═════ RECORDS TO USE

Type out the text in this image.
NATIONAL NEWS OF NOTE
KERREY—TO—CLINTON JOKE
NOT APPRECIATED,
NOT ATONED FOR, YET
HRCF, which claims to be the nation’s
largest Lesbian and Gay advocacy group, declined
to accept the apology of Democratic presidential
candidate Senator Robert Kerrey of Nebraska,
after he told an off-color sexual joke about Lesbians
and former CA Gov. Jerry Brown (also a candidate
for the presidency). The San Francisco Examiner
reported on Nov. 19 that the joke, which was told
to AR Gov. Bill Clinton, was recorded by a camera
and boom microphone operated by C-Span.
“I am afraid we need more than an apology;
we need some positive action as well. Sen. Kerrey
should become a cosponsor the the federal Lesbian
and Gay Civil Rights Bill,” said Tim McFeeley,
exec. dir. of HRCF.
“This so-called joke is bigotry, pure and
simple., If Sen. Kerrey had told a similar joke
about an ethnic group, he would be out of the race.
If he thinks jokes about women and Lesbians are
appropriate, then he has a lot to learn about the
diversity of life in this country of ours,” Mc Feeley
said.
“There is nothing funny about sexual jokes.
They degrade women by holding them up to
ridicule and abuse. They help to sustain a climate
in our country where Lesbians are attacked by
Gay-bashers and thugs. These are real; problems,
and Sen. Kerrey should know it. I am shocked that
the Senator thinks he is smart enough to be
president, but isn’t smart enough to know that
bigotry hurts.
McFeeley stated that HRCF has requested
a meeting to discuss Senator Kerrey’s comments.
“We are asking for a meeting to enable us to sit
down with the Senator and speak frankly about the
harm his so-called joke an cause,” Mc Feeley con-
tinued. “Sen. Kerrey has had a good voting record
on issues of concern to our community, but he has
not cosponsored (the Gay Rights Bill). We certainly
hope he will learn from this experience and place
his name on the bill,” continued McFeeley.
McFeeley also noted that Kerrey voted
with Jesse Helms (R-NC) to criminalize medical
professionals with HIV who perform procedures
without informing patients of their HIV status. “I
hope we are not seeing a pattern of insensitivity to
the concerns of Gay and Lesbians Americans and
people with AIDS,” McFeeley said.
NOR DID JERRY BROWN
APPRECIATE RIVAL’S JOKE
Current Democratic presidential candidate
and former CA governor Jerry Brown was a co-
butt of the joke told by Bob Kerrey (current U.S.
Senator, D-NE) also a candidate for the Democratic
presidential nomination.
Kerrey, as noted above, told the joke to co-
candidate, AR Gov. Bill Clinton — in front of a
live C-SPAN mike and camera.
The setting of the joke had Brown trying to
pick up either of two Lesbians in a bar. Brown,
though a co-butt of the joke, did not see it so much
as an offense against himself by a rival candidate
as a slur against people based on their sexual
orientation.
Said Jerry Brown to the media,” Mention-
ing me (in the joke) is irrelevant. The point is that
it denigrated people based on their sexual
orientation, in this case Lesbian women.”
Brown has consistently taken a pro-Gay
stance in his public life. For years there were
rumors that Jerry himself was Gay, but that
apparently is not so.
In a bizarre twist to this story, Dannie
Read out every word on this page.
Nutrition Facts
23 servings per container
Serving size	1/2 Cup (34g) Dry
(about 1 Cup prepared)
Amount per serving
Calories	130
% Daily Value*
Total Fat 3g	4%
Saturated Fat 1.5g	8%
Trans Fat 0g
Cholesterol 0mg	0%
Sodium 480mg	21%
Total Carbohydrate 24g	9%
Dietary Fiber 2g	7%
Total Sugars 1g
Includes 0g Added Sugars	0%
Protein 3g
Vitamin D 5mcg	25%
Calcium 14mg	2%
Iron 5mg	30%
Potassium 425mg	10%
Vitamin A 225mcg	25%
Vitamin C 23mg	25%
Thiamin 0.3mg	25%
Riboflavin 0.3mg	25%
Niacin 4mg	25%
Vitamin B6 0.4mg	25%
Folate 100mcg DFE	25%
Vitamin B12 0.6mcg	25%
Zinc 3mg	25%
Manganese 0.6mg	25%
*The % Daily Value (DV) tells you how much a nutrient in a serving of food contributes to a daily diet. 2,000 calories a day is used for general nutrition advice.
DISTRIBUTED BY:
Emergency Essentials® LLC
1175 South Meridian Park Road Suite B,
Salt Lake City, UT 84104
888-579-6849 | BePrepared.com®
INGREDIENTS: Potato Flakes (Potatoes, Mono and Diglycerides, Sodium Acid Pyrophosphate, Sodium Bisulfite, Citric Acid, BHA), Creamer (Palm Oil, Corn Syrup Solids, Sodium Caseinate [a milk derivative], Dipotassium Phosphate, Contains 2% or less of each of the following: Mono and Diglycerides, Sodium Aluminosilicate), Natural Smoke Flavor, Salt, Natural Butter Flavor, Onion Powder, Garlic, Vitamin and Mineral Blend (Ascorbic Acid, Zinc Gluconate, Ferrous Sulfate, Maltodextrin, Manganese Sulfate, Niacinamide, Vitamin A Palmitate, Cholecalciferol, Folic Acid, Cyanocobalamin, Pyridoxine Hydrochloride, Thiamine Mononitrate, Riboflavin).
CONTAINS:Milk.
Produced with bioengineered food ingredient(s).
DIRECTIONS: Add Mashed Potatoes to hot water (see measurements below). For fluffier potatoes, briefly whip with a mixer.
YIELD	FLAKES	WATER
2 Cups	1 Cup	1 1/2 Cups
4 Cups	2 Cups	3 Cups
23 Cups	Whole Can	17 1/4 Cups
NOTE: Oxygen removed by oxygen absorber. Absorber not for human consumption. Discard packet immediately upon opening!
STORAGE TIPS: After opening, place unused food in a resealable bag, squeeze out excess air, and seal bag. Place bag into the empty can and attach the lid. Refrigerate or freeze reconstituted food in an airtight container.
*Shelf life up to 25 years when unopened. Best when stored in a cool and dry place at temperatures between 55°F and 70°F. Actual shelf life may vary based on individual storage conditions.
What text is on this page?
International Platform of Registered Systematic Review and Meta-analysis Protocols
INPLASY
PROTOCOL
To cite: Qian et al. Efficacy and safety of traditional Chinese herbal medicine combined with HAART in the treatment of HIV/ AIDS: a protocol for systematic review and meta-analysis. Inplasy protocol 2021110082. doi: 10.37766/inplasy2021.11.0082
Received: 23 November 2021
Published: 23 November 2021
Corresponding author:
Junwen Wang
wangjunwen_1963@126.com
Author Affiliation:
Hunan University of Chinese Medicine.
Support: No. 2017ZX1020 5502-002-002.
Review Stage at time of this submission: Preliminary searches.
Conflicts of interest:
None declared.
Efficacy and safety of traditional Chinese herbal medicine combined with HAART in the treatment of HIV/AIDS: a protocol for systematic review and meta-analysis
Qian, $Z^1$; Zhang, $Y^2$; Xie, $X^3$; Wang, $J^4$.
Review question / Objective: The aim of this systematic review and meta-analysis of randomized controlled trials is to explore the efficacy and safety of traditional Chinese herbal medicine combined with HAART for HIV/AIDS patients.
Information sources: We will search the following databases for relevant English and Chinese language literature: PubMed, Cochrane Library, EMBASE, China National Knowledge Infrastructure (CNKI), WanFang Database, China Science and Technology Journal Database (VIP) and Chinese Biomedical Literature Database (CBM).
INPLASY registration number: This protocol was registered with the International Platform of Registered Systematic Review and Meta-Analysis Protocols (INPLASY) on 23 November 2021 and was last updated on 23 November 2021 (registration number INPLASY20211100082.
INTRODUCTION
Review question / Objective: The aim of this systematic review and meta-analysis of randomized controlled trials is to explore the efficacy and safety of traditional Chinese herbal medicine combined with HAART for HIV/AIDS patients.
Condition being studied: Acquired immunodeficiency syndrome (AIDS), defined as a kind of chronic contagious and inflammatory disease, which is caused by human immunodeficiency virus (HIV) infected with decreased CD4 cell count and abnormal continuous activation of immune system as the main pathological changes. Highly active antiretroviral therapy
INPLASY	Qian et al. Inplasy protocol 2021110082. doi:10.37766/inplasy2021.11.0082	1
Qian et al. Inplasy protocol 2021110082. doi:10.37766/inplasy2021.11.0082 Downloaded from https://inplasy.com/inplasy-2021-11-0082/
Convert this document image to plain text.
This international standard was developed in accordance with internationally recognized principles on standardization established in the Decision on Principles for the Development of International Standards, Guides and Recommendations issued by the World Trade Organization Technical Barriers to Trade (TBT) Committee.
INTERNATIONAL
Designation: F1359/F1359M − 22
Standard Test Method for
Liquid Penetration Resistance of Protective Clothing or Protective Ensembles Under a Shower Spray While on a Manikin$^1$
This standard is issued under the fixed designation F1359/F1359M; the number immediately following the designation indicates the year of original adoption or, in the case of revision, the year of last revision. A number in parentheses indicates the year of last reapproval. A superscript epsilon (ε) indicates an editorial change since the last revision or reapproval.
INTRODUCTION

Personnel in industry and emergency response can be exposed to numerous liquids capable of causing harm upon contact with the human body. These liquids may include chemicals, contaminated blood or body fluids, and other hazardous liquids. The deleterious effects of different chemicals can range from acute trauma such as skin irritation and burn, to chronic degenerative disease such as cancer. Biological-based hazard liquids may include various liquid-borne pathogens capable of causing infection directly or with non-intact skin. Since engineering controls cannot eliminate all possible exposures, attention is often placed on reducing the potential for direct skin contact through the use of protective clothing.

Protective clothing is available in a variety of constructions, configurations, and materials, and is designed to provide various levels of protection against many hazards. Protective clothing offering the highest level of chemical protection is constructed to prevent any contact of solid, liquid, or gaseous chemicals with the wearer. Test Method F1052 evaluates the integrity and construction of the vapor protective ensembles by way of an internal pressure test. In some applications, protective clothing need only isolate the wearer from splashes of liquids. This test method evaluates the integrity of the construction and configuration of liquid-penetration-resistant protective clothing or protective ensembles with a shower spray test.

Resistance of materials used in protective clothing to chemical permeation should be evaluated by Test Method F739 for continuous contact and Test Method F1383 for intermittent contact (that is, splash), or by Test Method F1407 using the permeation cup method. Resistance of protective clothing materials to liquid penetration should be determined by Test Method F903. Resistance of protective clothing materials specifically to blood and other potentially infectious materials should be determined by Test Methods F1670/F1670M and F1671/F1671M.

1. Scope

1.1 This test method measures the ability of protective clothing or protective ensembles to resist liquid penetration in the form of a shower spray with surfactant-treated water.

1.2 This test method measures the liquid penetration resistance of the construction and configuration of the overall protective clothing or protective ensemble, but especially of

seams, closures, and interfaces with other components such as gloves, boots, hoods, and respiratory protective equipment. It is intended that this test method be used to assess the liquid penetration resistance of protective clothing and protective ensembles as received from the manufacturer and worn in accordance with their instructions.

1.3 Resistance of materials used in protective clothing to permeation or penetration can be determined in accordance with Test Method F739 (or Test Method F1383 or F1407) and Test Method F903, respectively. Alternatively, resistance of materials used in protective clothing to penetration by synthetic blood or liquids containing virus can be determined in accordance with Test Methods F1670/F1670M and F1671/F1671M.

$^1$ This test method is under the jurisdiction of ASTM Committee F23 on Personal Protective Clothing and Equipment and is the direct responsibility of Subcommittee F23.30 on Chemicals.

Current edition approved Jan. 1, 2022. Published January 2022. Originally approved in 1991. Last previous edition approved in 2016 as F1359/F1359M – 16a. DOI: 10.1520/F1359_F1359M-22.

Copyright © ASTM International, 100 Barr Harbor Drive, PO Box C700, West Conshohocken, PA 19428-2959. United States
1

══════════

§ **TASK TO COMPLETE**: Search the material for the string "learn" and show every line that has it.

§ **SOLUTION FOR THIS PROBLEM**:
appropriate, then he has a lot to learn about the
hope he will learn from this experience and place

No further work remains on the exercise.